▶ **INSTRUCTION**
Gather each line in the entries that includes the string "JSON".

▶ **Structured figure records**
·····
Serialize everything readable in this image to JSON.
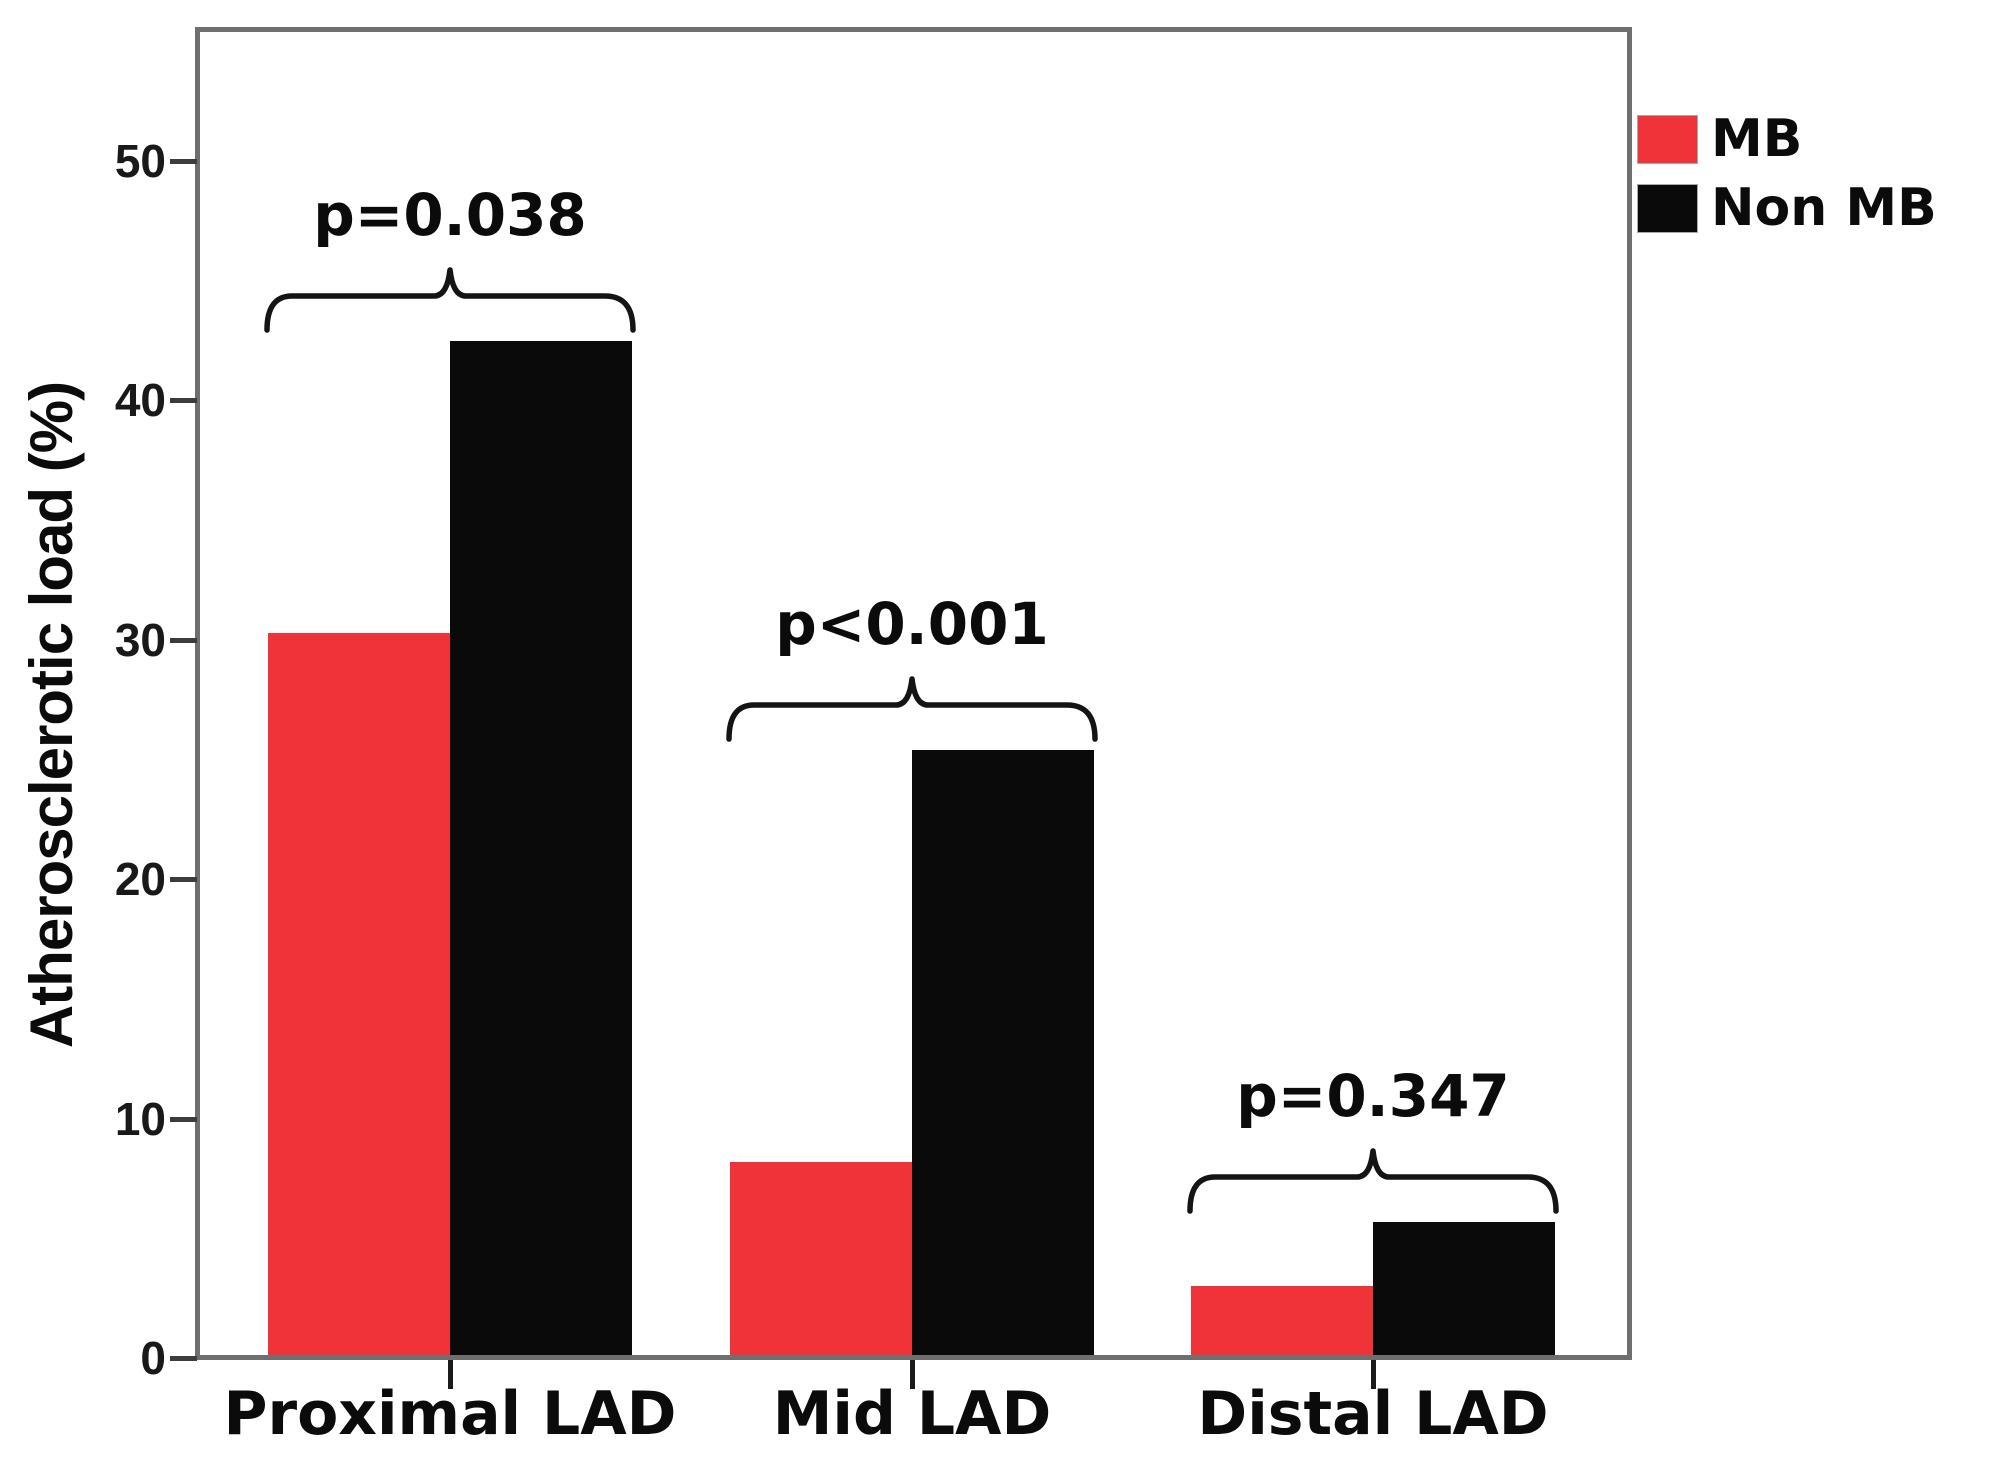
{
  "figure": {
    "background": "#ffffff",
    "y_axis_title": "Atherosclerotic load (%)"
  },
  "chart_data": {
    "type": "bar",
    "title": "",
    "xlabel": "",
    "ylabel": "Atherosclerotic load (%)",
    "categories": [
      "Proximal LAD",
      "Mid LAD",
      "Distal LAD"
    ],
    "series": [
      {
        "name": "MB",
        "color": "#EF3338",
        "values": [
          30.3,
          8.2,
          3.0
        ]
      },
      {
        "name": "Non MB",
        "color": "#0A0A0A",
        "values": [
          42.5,
          25.4,
          5.7
        ]
      }
    ],
    "annotations": [
      {
        "category": "Proximal LAD",
        "label": "p=0.038"
      },
      {
        "category": "Mid LAD",
        "label": "p<0.001"
      },
      {
        "category": "Distal LAD",
        "label": "p=0.347"
      }
    ],
    "legend": [
      {
        "label": "MB",
        "color": "#EF3338"
      },
      {
        "label": "Non MB",
        "color": "#0A0A0A"
      }
    ],
    "legend_position": "top-right-outside",
    "ylim": [
      0,
      55.7
    ],
    "yticks": [
      0,
      10,
      20,
      30,
      40,
      50
    ],
    "grid": false,
    "bar_cluster_gap": 0,
    "frame_color": "#6F6F6F",
    "annotation_color": "#141414"
  }
}
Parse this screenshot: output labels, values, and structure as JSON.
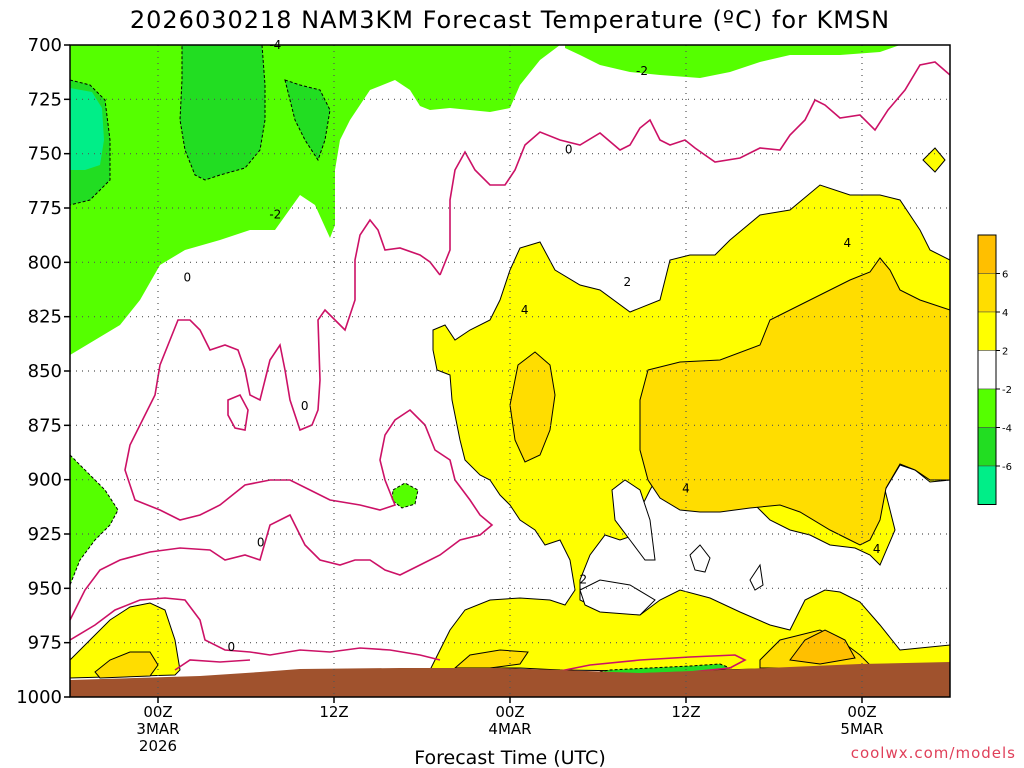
{
  "chart_data": {
    "type": "contour",
    "title": "2026030218 NAM3KM Forecast Temperature (ºC) for KMSN",
    "xlabel": "Forecast Time (UTC)",
    "credit": "coolwx.com/models",
    "y_ticks": [
      "700",
      "725",
      "750",
      "775",
      "800",
      "825",
      "850",
      "875",
      "900",
      "925",
      "950",
      "975",
      "1000"
    ],
    "x_ticks": [
      {
        "hour": 6,
        "lines": [
          "00Z",
          "3MAR",
          "2026"
        ]
      },
      {
        "hour": 18,
        "lines": [
          "12Z"
        ]
      },
      {
        "hour": 30,
        "lines": [
          "00Z",
          "4MAR"
        ]
      },
      {
        "hour": 42,
        "lines": [
          "12Z"
        ]
      },
      {
        "hour": 54,
        "lines": [
          "00Z",
          "5MAR"
        ]
      }
    ],
    "xlim_hours": [
      0,
      60
    ],
    "ylim_hpa": [
      700,
      1000
    ],
    "contour_labels": [
      {
        "text": "-4",
        "hour": 14,
        "hpa": 700
      },
      {
        "text": "-2",
        "hour": 39,
        "hpa": 712
      },
      {
        "text": "0",
        "hour": 34,
        "hpa": 748
      },
      {
        "text": "-2",
        "hour": 14,
        "hpa": 778
      },
      {
        "text": "0",
        "hour": 8,
        "hpa": 807
      },
      {
        "text": "2",
        "hour": 38,
        "hpa": 809
      },
      {
        "text": "4",
        "hour": 31,
        "hpa": 822
      },
      {
        "text": "4",
        "hour": 53,
        "hpa": 791
      },
      {
        "text": "0",
        "hour": 16,
        "hpa": 866
      },
      {
        "text": "4",
        "hour": 42,
        "hpa": 904
      },
      {
        "text": "0",
        "hour": 13,
        "hpa": 929
      },
      {
        "text": "4",
        "hour": 55,
        "hpa": 932
      },
      {
        "text": "2",
        "hour": 35,
        "hpa": 946
      },
      {
        "text": "0",
        "hour": 11,
        "hpa": 977
      }
    ],
    "legend": {
      "labels": [
        "6",
        "4",
        "2",
        "-2",
        "-4",
        "-6"
      ],
      "colors": [
        "#ffbf00",
        "#ffdd00",
        "#ffff00",
        "#ffffff",
        "#55ff00",
        "#22dd22",
        "#00ee88"
      ]
    },
    "colors": {
      "cold_4": "#22dd22",
      "cold_2": "#55ff00",
      "cold_6": "#00ee88",
      "warm_2": "#ffff00",
      "warm_4": "#ffdd00",
      "warm_6": "#ffbf00",
      "zero_line": "#cc1166",
      "ground": "#a0522d"
    }
  }
}
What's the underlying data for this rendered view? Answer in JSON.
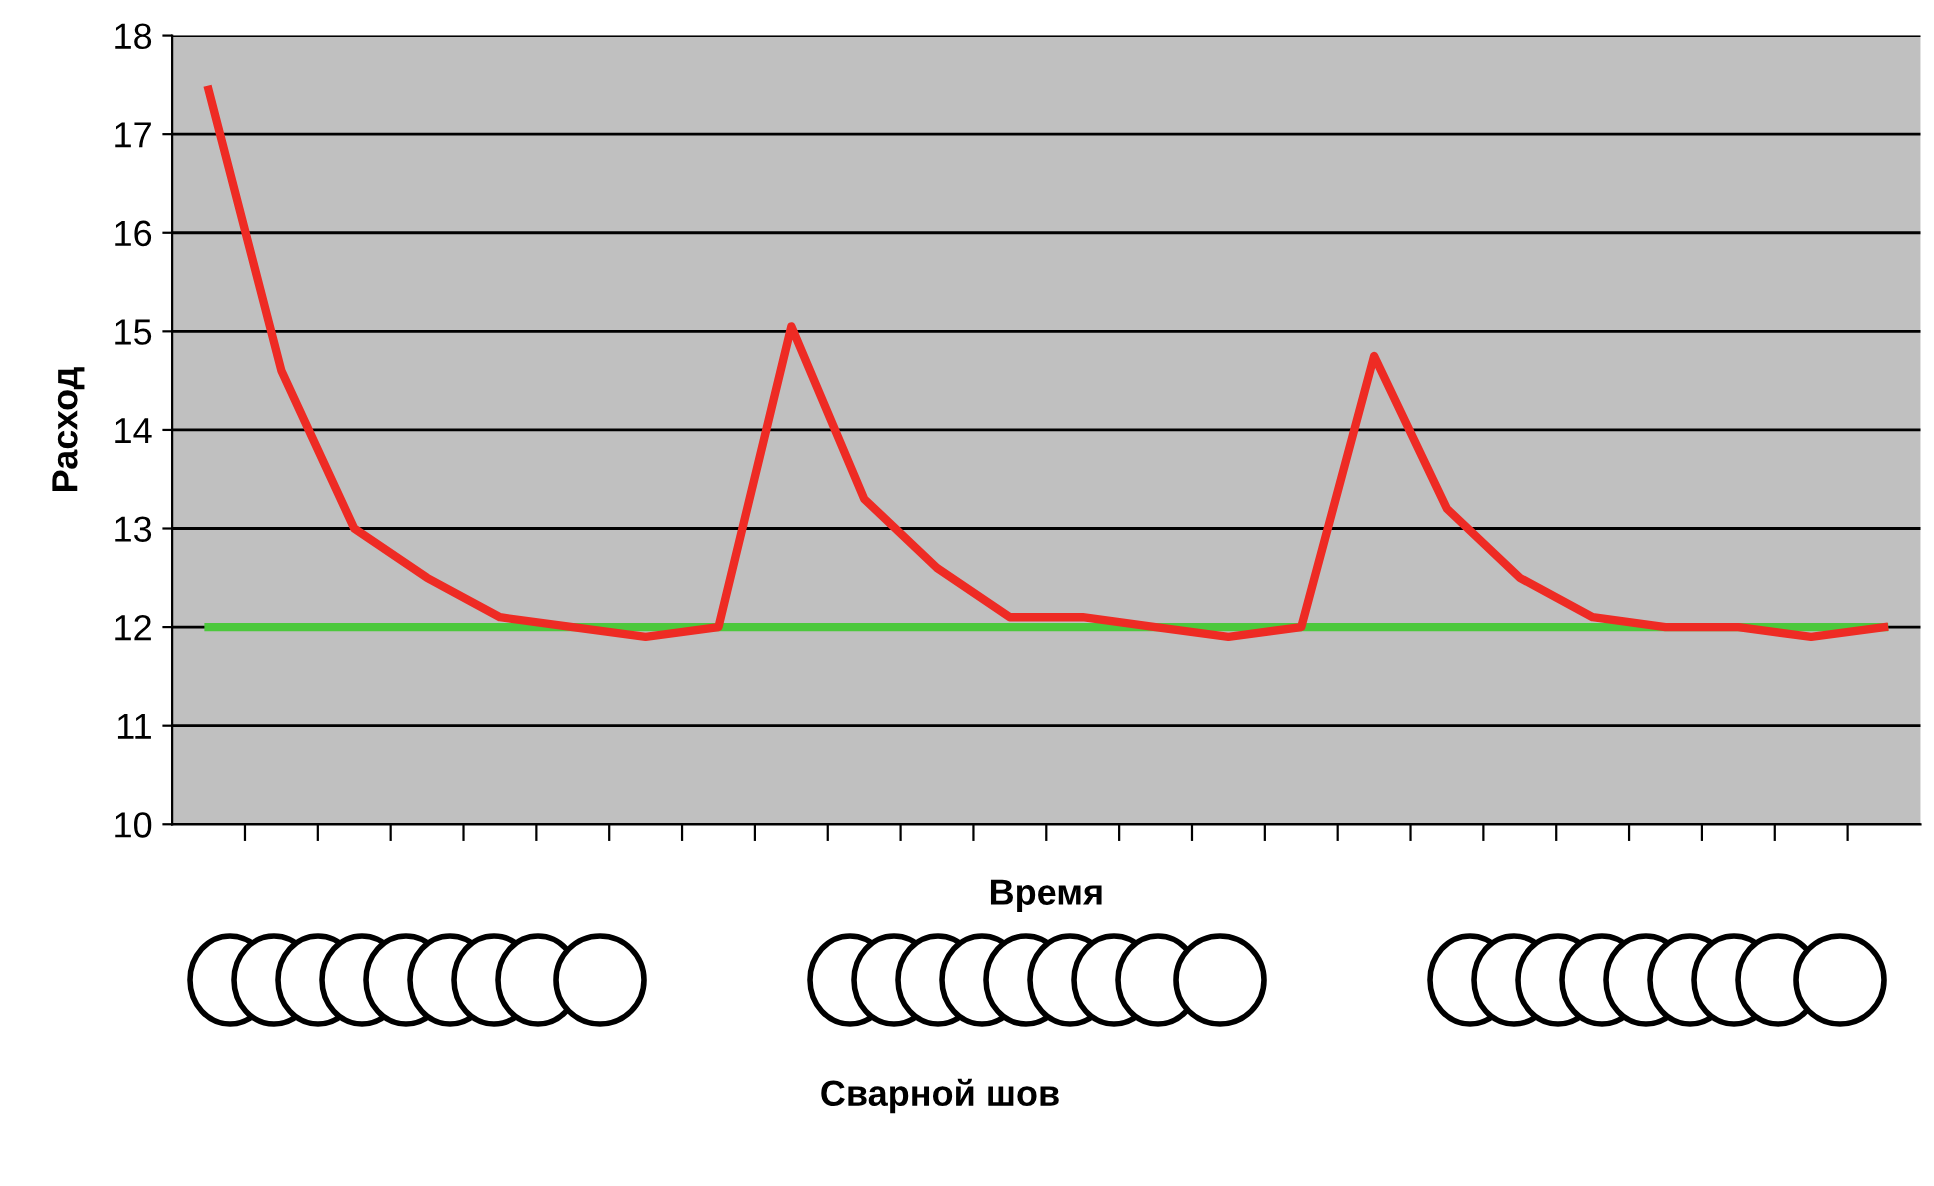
{
  "chart_data": {
    "type": "line",
    "ylabel": "Расход",
    "xlabel": "Время",
    "categories": [
      null,
      null,
      null,
      null,
      null,
      null,
      null,
      null,
      null,
      null,
      null,
      null,
      null,
      null,
      null,
      null,
      null,
      null,
      null,
      null,
      null,
      null,
      null,
      null
    ],
    "series": [
      {
        "color": "#4cc83c",
        "values": [
          12,
          12,
          12,
          12,
          12,
          12,
          12,
          12,
          12,
          12,
          12,
          12,
          12,
          12,
          12,
          12,
          12,
          12,
          12,
          12,
          12,
          12,
          12,
          12
        ]
      },
      {
        "color": "#ee2b24",
        "values": [
          17.45,
          14.6,
          13.0,
          12.5,
          12.1,
          12.0,
          11.9,
          12.0,
          15.05,
          13.3,
          12.6,
          12.1,
          12.1,
          12.0,
          11.9,
          12.0,
          14.75,
          13.2,
          12.5,
          12.1,
          12.0,
          12.0,
          11.9,
          12.0
        ]
      }
    ],
    "ylim": [
      10,
      18
    ],
    "yticks": [
      10,
      11,
      12,
      13,
      14,
      15,
      16,
      17,
      18
    ],
    "grid": "y",
    "marker": "none",
    "line_style": "solid",
    "annotations": [
      "Сварной шов"
    ]
  }
}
·····
▶ **SOLVED EXERCISE**
Serialize everything readable in this image to JSON.
Parse this screenshot: output labels, values, and structure as JSON.
What's the underlying data for this rendered view? Answer in JSON.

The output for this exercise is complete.